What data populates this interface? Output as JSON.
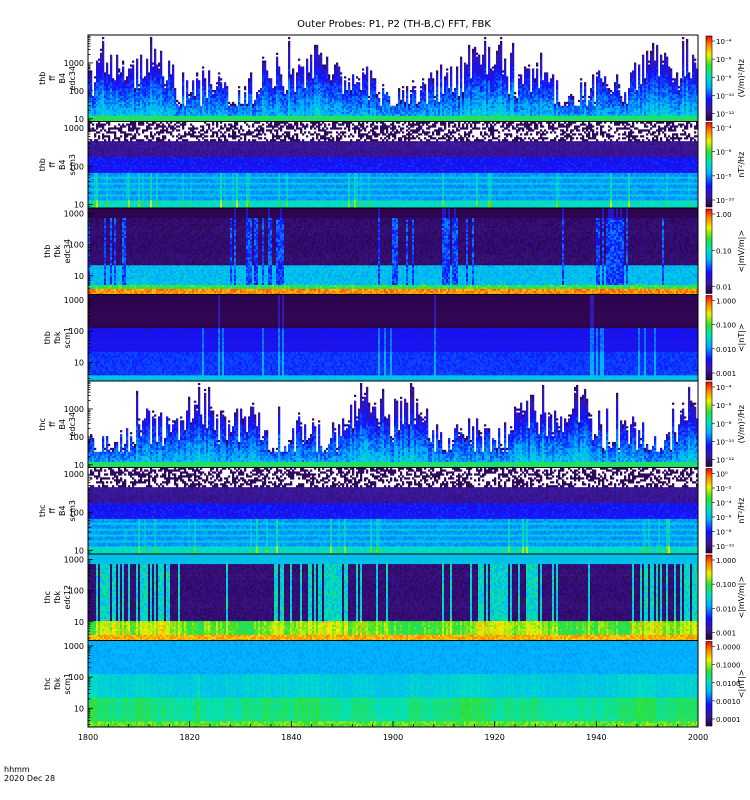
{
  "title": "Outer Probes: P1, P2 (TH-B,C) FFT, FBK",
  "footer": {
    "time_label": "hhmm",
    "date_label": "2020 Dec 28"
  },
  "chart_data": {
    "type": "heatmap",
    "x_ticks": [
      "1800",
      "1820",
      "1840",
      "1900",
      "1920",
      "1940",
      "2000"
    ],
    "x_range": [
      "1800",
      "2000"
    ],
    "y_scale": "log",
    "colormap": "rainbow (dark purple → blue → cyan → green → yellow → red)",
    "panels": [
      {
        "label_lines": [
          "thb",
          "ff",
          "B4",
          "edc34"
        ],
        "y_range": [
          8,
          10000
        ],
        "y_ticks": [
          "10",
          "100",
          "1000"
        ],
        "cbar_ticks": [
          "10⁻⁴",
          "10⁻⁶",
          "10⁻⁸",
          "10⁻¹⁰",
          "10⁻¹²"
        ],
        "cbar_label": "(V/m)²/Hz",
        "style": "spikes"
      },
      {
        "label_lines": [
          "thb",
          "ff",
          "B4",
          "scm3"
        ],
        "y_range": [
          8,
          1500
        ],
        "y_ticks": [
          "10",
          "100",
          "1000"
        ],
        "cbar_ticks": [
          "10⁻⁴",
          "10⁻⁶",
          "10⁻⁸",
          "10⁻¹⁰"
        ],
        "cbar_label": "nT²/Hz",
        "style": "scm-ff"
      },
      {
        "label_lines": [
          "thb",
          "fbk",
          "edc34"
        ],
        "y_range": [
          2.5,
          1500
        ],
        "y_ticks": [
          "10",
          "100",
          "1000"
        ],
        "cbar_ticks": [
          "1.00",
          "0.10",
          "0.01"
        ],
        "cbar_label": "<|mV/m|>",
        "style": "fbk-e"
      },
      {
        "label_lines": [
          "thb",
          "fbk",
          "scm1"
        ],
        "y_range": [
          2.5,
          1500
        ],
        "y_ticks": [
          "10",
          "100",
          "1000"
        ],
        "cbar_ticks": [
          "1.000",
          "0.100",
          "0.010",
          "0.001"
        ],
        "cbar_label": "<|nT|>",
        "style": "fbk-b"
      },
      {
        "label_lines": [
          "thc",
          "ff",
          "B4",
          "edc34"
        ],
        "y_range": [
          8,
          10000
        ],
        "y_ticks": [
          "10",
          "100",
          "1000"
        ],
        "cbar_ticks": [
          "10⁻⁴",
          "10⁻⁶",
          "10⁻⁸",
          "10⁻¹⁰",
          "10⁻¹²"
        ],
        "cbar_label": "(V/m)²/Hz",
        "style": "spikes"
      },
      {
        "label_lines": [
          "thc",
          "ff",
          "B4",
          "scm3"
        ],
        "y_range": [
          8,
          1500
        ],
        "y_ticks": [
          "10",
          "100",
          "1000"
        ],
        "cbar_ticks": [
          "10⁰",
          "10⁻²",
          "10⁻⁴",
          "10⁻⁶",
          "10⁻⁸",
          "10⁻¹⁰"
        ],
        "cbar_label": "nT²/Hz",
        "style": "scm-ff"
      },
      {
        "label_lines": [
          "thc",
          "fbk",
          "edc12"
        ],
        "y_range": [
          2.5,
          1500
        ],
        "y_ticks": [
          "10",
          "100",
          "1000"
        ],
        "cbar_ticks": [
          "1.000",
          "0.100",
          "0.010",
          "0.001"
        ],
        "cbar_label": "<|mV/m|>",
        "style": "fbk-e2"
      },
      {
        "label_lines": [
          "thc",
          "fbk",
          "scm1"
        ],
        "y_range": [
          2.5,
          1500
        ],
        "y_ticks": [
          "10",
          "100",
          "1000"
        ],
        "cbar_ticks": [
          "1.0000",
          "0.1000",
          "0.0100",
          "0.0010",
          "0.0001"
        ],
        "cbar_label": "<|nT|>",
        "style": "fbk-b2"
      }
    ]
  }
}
* * *
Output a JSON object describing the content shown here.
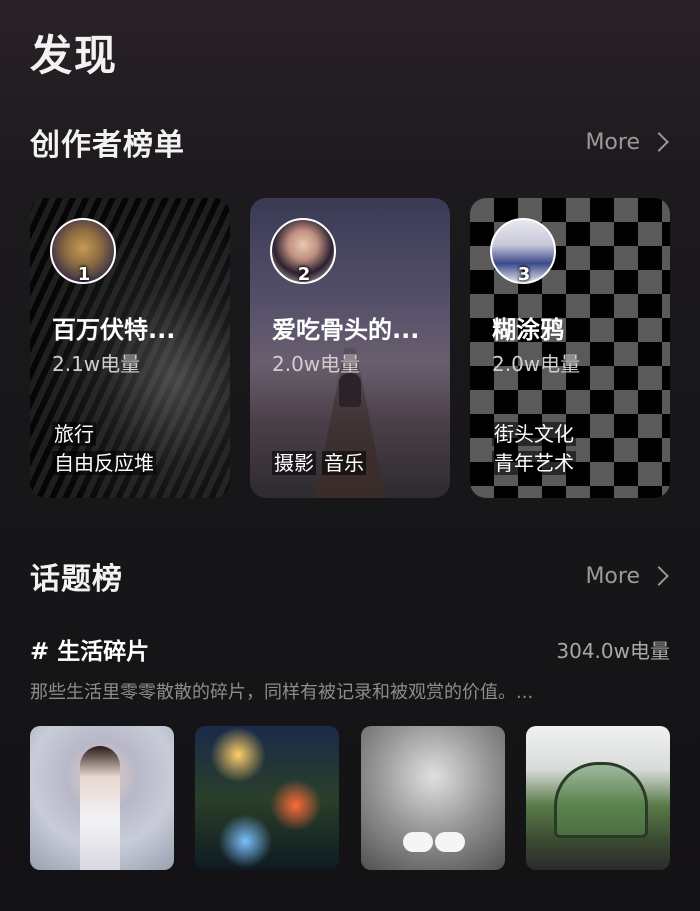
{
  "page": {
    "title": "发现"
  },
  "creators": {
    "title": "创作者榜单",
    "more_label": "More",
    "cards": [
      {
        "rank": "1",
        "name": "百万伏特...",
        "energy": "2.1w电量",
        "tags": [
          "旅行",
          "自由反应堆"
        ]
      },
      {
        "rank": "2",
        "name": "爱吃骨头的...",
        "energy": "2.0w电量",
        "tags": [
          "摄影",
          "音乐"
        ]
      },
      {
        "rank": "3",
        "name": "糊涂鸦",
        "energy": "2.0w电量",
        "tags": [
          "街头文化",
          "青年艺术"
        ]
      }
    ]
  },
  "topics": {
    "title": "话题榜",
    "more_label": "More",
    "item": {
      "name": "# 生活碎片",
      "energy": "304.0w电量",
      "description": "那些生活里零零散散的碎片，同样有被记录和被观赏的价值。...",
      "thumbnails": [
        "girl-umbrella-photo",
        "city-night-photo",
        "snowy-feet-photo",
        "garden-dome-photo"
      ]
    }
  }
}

TASK OBJECTIVE
Show every line where the string "JSON" appears.

RESPONSE
What data populates this interface? Output as JSON.
Output a JSON object describing the content shown here.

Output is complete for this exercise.